▸ **TASK REQUIREMENTS**
Write out the whole listing again, exactly as given.

▸ **SUPPLIED RECORDS**
----

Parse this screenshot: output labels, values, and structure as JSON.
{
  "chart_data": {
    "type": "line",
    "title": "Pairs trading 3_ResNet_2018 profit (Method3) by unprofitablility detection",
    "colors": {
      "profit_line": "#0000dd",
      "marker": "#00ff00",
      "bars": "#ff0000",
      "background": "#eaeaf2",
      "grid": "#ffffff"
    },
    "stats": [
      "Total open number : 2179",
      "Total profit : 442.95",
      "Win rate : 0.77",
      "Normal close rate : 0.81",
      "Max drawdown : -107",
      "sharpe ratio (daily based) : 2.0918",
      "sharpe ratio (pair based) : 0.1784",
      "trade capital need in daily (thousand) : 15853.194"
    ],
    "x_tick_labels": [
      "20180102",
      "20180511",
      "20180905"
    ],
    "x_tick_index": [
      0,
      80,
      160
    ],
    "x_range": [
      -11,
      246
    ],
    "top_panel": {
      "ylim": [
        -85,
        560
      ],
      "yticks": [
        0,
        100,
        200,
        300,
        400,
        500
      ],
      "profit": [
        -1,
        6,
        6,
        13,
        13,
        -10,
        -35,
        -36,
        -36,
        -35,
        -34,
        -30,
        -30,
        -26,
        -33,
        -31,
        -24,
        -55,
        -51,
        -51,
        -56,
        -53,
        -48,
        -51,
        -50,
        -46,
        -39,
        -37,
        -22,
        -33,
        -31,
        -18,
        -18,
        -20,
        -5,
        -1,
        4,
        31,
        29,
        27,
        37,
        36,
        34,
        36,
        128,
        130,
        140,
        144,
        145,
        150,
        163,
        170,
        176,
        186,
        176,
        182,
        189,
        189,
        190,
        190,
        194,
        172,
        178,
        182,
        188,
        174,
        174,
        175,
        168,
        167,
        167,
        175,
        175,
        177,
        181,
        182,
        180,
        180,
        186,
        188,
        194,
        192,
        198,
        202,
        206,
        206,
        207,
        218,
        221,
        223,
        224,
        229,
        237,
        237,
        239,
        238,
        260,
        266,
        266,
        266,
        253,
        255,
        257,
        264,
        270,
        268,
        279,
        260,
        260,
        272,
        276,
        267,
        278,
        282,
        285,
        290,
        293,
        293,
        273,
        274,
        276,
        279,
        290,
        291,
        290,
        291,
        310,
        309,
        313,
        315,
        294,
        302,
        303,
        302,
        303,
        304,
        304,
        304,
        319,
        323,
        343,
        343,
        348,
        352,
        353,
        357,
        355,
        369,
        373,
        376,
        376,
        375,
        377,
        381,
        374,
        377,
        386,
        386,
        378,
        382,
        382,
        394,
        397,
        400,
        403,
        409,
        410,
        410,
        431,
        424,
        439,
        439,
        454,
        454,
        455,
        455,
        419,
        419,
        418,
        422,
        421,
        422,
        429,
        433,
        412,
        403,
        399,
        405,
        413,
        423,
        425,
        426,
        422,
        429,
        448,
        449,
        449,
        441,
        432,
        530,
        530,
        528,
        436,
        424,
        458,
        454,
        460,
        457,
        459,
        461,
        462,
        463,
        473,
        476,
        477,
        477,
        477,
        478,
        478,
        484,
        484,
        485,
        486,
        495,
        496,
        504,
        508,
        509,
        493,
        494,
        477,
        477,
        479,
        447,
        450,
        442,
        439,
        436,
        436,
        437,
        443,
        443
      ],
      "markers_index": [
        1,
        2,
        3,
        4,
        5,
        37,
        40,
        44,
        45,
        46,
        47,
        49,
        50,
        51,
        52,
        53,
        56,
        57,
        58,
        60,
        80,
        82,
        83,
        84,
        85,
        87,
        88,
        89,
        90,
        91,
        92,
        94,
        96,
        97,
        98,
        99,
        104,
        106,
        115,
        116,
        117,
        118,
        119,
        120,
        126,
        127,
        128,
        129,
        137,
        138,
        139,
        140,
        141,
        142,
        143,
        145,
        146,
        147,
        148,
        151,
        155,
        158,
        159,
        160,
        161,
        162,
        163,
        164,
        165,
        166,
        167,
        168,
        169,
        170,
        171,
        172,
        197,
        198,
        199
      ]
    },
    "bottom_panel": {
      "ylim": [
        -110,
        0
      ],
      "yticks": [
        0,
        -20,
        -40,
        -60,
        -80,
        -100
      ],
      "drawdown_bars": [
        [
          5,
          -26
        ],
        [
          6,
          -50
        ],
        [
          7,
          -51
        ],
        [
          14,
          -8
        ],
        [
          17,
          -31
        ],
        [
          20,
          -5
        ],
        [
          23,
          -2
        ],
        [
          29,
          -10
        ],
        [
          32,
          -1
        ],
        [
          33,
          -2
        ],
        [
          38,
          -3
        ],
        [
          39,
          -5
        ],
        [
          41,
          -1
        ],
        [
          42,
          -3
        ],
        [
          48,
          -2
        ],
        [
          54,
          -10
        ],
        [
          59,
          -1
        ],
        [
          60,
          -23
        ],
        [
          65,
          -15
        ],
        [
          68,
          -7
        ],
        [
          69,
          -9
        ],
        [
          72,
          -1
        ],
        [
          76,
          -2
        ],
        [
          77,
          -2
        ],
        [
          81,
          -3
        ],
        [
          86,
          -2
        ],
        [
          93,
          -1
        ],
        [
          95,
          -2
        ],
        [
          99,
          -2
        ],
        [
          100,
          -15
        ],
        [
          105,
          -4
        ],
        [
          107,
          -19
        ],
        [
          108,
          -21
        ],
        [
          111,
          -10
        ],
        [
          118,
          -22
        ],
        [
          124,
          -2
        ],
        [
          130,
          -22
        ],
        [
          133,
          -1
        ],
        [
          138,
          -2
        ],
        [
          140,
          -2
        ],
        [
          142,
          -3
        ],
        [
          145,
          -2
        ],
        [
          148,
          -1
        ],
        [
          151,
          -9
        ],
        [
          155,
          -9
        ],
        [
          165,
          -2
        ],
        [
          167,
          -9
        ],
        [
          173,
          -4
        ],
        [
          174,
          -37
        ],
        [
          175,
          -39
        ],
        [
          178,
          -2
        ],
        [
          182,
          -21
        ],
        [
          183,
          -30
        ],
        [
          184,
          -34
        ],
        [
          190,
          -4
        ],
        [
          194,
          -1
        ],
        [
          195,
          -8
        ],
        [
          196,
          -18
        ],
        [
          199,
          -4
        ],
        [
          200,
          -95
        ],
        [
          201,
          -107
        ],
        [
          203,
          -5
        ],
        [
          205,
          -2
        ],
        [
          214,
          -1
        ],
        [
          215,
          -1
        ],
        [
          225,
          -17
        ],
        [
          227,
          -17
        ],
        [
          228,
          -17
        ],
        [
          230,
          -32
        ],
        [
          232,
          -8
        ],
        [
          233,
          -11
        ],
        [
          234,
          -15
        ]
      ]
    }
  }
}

----

▸ **REPLY**
Parse this screenshot: output labels, values, and structure as JSON.
{
  "chart_data": {
    "type": "line",
    "title": "Pairs trading 3_ResNet_2018 profit (Method3) by unprofitablility detection",
    "colors": {
      "profit_line": "#0000dd",
      "marker": "#00ff00",
      "bars": "#ff0000",
      "background": "#eaeaf2",
      "grid": "#ffffff"
    },
    "stats": [
      "Total open number : 2179",
      "Total profit : 442.95",
      "Win rate : 0.77",
      "Normal close rate : 0.81",
      "Max drawdown : -107",
      "sharpe ratio (daily based) : 2.0918",
      "sharpe ratio (pair based) : 0.1784",
      "trade capital need in daily (thousand) : 15853.194"
    ],
    "x_tick_labels": [
      "20180102",
      "20180511",
      "20180905"
    ],
    "x_tick_index": [
      0,
      80,
      160
    ],
    "x_range": [
      -11,
      246
    ],
    "top_panel": {
      "ylim": [
        -85,
        560
      ],
      "yticks": [
        0,
        100,
        200,
        300,
        400,
        500
      ],
      "profit": [
        -1,
        6,
        6,
        13,
        13,
        -10,
        -35,
        -36,
        -36,
        -35,
        -34,
        -30,
        -30,
        -26,
        -33,
        -31,
        -24,
        -55,
        -51,
        -51,
        -56,
        -53,
        -48,
        -51,
        -50,
        -46,
        -39,
        -37,
        -22,
        -33,
        -31,
        -18,
        -18,
        -20,
        -5,
        -1,
        4,
        31,
        29,
        27,
        37,
        36,
        34,
        36,
        128,
        130,
        140,
        144,
        145,
        150,
        163,
        170,
        176,
        186,
        176,
        182,
        189,
        189,
        190,
        190,
        194,
        172,
        178,
        182,
        188,
        174,
        174,
        175,
        168,
        167,
        167,
        175,
        175,
        177,
        181,
        182,
        180,
        180,
        186,
        188,
        194,
        192,
        198,
        202,
        206,
        206,
        207,
        218,
        221,
        223,
        224,
        229,
        237,
        237,
        239,
        238,
        260,
        266,
        266,
        266,
        253,
        255,
        257,
        264,
        270,
        268,
        279,
        260,
        260,
        272,
        276,
        267,
        278,
        282,
        285,
        290,
        293,
        293,
        273,
        274,
        276,
        279,
        290,
        291,
        290,
        291,
        310,
        309,
        313,
        315,
        294,
        302,
        303,
        302,
        303,
        304,
        304,
        304,
        319,
        323,
        343,
        343,
        348,
        352,
        353,
        357,
        355,
        369,
        373,
        376,
        376,
        375,
        377,
        381,
        374,
        377,
        386,
        386,
        378,
        382,
        382,
        394,
        397,
        400,
        403,
        409,
        410,
        410,
        431,
        424,
        439,
        439,
        454,
        454,
        455,
        455,
        419,
        419,
        418,
        422,
        421,
        422,
        429,
        433,
        412,
        403,
        399,
        405,
        413,
        423,
        425,
        426,
        422,
        429,
        448,
        449,
        449,
        441,
        432,
        530,
        530,
        528,
        436,
        424,
        458,
        454,
        460,
        457,
        459,
        461,
        462,
        463,
        473,
        476,
        477,
        477,
        477,
        478,
        478,
        484,
        484,
        485,
        486,
        495,
        496,
        504,
        508,
        509,
        493,
        494,
        477,
        477,
        479,
        447,
        450,
        442,
        439,
        436,
        436,
        437,
        443,
        443
      ],
      "markers_index": [
        1,
        2,
        3,
        4,
        5,
        37,
        40,
        44,
        45,
        46,
        47,
        49,
        50,
        51,
        52,
        53,
        56,
        57,
        58,
        60,
        80,
        82,
        83,
        84,
        85,
        87,
        88,
        89,
        90,
        91,
        92,
        94,
        96,
        97,
        98,
        99,
        104,
        106,
        115,
        116,
        117,
        118,
        119,
        120,
        126,
        127,
        128,
        129,
        137,
        138,
        139,
        140,
        141,
        142,
        143,
        145,
        146,
        147,
        148,
        151,
        155,
        158,
        159,
        160,
        161,
        162,
        163,
        164,
        165,
        166,
        167,
        168,
        169,
        170,
        171,
        172,
        197,
        198,
        199
      ]
    },
    "bottom_panel": {
      "ylim": [
        -110,
        0
      ],
      "yticks": [
        0,
        -20,
        -40,
        -60,
        -80,
        -100
      ],
      "drawdown_bars": [
        [
          5,
          -26
        ],
        [
          6,
          -50
        ],
        [
          7,
          -51
        ],
        [
          14,
          -8
        ],
        [
          17,
          -31
        ],
        [
          20,
          -5
        ],
        [
          23,
          -2
        ],
        [
          29,
          -10
        ],
        [
          32,
          -1
        ],
        [
          33,
          -2
        ],
        [
          38,
          -3
        ],
        [
          39,
          -5
        ],
        [
          41,
          -1
        ],
        [
          42,
          -3
        ],
        [
          48,
          -2
        ],
        [
          54,
          -10
        ],
        [
          59,
          -1
        ],
        [
          60,
          -23
        ],
        [
          65,
          -15
        ],
        [
          68,
          -7
        ],
        [
          69,
          -9
        ],
        [
          72,
          -1
        ],
        [
          76,
          -2
        ],
        [
          77,
          -2
        ],
        [
          81,
          -3
        ],
        [
          86,
          -2
        ],
        [
          93,
          -1
        ],
        [
          95,
          -2
        ],
        [
          99,
          -2
        ],
        [
          100,
          -15
        ],
        [
          105,
          -4
        ],
        [
          107,
          -19
        ],
        [
          108,
          -21
        ],
        [
          111,
          -10
        ],
        [
          118,
          -22
        ],
        [
          124,
          -2
        ],
        [
          130,
          -22
        ],
        [
          133,
          -1
        ],
        [
          138,
          -2
        ],
        [
          140,
          -2
        ],
        [
          142,
          -3
        ],
        [
          145,
          -2
        ],
        [
          148,
          -1
        ],
        [
          151,
          -9
        ],
        [
          155,
          -9
        ],
        [
          165,
          -2
        ],
        [
          167,
          -9
        ],
        [
          173,
          -4
        ],
        [
          174,
          -37
        ],
        [
          175,
          -39
        ],
        [
          178,
          -2
        ],
        [
          182,
          -21
        ],
        [
          183,
          -30
        ],
        [
          184,
          -34
        ],
        [
          190,
          -4
        ],
        [
          194,
          -1
        ],
        [
          195,
          -8
        ],
        [
          196,
          -18
        ],
        [
          199,
          -4
        ],
        [
          200,
          -95
        ],
        [
          201,
          -107
        ],
        [
          203,
          -5
        ],
        [
          205,
          -2
        ],
        [
          214,
          -1
        ],
        [
          215,
          -1
        ],
        [
          225,
          -17
        ],
        [
          227,
          -17
        ],
        [
          228,
          -17
        ],
        [
          230,
          -32
        ],
        [
          232,
          -8
        ],
        [
          233,
          -11
        ],
        [
          234,
          -15
        ]
      ]
    }
  }
}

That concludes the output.